#### Given data

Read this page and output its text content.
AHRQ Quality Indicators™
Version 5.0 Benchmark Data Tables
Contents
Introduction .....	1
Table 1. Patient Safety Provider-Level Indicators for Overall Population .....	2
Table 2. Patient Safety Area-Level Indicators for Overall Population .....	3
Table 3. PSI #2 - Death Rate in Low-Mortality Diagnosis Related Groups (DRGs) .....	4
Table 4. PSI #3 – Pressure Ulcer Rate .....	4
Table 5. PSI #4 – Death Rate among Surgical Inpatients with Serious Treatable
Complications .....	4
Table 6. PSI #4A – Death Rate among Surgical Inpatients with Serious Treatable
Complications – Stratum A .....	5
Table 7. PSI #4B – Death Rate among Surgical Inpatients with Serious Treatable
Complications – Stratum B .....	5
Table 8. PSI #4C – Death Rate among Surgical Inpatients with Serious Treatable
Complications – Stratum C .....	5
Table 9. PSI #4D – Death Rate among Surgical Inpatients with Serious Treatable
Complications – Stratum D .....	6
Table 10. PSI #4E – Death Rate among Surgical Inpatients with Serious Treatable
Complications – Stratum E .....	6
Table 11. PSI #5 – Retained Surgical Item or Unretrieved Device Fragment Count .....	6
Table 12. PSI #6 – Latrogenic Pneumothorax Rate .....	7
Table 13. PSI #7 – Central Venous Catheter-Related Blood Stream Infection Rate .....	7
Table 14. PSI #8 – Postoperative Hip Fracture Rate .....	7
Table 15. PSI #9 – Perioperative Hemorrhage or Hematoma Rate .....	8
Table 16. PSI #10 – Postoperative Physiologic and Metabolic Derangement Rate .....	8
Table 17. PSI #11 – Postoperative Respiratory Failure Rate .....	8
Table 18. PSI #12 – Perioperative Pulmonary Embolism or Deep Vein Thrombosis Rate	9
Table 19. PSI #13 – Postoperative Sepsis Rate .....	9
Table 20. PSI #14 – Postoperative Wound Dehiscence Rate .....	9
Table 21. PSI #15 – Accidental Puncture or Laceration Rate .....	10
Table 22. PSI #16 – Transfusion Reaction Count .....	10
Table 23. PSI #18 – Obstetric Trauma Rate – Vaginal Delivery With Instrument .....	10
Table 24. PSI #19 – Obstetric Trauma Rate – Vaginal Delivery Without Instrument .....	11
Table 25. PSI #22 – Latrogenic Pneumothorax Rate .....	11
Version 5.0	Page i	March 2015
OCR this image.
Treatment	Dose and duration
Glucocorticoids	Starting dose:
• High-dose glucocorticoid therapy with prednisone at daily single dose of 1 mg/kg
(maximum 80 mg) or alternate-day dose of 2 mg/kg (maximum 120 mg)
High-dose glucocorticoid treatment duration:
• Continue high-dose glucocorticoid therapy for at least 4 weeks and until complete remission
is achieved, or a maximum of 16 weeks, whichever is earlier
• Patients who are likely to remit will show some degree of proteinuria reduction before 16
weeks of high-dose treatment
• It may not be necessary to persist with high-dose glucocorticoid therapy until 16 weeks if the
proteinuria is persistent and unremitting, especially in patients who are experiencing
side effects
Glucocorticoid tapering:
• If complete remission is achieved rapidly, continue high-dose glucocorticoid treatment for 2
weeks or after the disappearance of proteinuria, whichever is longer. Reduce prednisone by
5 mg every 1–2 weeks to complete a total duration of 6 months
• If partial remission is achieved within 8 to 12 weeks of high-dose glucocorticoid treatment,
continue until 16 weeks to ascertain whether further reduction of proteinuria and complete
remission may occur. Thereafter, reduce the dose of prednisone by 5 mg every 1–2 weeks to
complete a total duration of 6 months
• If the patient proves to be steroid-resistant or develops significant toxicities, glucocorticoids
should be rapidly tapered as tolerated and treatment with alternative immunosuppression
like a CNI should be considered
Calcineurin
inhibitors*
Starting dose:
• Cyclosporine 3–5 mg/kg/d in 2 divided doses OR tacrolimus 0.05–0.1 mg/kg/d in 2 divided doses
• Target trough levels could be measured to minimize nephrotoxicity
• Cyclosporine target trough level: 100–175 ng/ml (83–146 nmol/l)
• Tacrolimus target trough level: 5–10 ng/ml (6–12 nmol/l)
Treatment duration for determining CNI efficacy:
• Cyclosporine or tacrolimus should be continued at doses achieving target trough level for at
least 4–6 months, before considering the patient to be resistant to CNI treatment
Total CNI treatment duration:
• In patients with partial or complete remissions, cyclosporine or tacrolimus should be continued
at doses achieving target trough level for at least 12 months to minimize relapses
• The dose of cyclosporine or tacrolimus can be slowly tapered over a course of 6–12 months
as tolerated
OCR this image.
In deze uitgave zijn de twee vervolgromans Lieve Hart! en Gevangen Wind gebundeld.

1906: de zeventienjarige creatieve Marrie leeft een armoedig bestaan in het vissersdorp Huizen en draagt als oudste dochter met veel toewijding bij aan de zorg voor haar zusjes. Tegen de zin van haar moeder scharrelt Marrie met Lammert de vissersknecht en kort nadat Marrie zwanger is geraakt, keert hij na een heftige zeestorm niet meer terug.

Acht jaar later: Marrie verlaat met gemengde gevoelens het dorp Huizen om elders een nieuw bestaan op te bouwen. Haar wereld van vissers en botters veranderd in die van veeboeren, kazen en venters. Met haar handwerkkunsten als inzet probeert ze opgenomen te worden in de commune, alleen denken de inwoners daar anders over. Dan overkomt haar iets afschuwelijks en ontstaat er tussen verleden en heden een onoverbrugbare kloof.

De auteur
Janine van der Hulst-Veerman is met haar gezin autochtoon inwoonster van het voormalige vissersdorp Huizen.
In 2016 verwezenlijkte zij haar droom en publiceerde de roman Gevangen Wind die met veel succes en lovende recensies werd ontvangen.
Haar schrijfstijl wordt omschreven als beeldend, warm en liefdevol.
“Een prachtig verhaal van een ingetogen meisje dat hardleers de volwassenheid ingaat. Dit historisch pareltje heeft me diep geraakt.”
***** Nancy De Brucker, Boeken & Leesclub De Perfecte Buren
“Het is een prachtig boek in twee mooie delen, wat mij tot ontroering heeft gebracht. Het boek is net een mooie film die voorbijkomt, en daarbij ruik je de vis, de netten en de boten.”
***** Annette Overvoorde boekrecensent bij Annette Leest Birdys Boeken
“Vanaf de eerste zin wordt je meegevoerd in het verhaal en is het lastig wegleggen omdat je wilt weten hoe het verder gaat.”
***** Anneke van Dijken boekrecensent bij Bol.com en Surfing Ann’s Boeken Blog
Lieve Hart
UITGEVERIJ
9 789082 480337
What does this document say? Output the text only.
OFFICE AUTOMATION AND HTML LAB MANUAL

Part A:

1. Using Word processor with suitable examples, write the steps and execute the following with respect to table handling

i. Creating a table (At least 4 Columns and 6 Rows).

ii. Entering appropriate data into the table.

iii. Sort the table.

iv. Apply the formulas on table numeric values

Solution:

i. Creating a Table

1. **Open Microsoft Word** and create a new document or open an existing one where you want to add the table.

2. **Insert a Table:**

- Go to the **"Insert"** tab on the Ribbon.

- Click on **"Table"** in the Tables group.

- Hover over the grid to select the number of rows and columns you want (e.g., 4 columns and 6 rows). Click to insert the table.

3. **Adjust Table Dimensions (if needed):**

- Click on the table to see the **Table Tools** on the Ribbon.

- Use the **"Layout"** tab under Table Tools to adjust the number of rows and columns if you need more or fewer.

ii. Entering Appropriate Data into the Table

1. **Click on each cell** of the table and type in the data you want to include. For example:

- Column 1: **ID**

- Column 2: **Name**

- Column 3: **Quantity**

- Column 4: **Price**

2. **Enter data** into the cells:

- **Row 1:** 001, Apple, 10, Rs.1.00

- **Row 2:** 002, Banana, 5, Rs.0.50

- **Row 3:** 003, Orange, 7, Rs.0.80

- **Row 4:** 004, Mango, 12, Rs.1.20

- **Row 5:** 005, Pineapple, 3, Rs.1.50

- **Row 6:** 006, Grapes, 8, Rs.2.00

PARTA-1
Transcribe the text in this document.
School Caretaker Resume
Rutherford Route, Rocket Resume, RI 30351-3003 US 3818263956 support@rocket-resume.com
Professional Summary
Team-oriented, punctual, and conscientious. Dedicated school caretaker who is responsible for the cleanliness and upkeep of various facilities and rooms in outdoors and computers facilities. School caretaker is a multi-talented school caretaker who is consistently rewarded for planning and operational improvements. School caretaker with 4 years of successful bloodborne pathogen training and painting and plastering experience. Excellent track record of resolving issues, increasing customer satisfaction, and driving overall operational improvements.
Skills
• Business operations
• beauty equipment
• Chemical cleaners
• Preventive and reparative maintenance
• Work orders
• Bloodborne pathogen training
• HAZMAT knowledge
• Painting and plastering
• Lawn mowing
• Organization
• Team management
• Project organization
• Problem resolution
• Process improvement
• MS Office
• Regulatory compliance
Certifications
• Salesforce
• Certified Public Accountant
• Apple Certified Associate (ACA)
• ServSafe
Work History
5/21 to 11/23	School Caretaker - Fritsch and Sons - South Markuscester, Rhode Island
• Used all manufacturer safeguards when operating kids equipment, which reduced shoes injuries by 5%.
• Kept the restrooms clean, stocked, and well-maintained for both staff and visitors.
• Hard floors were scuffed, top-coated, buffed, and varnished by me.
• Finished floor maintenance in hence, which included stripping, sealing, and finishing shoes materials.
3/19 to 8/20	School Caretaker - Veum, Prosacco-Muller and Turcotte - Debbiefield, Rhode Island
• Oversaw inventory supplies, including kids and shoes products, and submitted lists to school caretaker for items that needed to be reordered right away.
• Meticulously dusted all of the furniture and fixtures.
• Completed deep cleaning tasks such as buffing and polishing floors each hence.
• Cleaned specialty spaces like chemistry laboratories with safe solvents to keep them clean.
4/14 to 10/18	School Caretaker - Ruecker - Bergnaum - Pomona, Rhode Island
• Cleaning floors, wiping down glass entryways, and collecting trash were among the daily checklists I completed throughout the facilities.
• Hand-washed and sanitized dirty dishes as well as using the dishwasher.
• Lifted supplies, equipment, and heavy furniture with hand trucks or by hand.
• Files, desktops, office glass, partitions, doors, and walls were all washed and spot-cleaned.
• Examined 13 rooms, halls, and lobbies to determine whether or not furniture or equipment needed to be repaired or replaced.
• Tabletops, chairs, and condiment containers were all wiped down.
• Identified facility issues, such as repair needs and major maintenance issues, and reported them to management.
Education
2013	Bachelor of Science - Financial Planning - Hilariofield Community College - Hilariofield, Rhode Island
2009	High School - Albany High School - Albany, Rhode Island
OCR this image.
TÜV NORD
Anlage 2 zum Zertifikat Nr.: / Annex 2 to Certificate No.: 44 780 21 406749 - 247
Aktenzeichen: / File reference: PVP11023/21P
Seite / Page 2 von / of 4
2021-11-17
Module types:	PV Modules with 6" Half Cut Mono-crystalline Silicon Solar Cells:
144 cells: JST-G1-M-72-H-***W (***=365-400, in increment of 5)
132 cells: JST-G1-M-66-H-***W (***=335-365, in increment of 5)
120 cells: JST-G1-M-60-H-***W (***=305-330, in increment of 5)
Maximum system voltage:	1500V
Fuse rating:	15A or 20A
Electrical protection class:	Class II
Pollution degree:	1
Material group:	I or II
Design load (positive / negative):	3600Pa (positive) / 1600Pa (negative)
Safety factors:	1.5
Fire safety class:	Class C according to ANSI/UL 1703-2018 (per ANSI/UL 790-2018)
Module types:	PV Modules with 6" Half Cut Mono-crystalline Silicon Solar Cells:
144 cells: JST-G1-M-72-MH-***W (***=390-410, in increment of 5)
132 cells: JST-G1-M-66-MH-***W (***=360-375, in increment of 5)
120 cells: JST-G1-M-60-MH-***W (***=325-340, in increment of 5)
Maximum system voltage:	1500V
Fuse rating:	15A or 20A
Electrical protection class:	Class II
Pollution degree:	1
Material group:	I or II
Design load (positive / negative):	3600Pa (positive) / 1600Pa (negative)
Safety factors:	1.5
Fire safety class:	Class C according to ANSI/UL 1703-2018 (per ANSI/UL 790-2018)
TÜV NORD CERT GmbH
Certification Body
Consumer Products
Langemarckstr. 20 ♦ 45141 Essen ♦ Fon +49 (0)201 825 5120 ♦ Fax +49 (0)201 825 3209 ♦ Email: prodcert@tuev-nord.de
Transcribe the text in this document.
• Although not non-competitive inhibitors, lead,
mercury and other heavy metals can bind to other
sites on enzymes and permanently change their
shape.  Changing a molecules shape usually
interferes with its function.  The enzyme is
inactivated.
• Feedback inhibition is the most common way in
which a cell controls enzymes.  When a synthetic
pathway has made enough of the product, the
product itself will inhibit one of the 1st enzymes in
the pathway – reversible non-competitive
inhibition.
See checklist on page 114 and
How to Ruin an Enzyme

########

**Your task**
Count every line that holds the word "Creating" in the entries, and state the result alone.

**Solution**
2